Saved entries:
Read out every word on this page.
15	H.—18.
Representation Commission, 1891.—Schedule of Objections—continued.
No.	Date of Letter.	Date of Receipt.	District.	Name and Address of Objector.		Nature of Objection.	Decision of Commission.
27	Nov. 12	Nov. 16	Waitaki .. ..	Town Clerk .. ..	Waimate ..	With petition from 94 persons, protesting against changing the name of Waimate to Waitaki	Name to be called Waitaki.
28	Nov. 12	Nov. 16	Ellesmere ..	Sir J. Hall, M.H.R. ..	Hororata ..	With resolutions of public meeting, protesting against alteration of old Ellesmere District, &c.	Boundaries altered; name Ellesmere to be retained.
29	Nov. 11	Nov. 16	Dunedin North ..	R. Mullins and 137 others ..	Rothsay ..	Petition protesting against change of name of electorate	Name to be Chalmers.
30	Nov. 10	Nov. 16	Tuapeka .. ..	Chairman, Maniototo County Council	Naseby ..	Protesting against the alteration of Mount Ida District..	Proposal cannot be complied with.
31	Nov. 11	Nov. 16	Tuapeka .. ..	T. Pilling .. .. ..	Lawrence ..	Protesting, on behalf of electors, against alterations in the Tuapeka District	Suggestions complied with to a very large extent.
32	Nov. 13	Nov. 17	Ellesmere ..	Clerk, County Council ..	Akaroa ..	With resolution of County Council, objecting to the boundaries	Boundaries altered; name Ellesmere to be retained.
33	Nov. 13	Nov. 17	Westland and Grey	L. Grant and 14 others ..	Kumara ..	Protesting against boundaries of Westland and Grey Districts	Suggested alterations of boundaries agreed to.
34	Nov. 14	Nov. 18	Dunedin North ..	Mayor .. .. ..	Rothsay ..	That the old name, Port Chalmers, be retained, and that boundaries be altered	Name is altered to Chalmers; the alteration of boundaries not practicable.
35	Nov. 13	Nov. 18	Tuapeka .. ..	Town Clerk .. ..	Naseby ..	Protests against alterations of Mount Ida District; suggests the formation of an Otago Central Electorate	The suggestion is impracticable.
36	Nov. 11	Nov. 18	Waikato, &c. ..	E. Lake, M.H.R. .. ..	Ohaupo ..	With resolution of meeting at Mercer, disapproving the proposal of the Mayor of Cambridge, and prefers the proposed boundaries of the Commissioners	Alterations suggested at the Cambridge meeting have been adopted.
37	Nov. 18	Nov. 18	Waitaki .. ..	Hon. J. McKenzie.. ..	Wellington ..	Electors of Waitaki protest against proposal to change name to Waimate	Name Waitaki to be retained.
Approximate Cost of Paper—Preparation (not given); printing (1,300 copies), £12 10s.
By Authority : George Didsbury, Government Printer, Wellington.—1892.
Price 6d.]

> _What you will do_
Copy all lines from the entries that contain the word "Wellington".

> _Exercise output_
37	Nov. 18	Nov. 18	Waitaki .. ..	Hon. J. McKenzie.. ..	Wellington ..	Electors of Waitaki protest against proposal to change name to Waimate	Name Waitaki to be retained.
By Authority : George Didsbury, Government Printer, Wellington.—1892.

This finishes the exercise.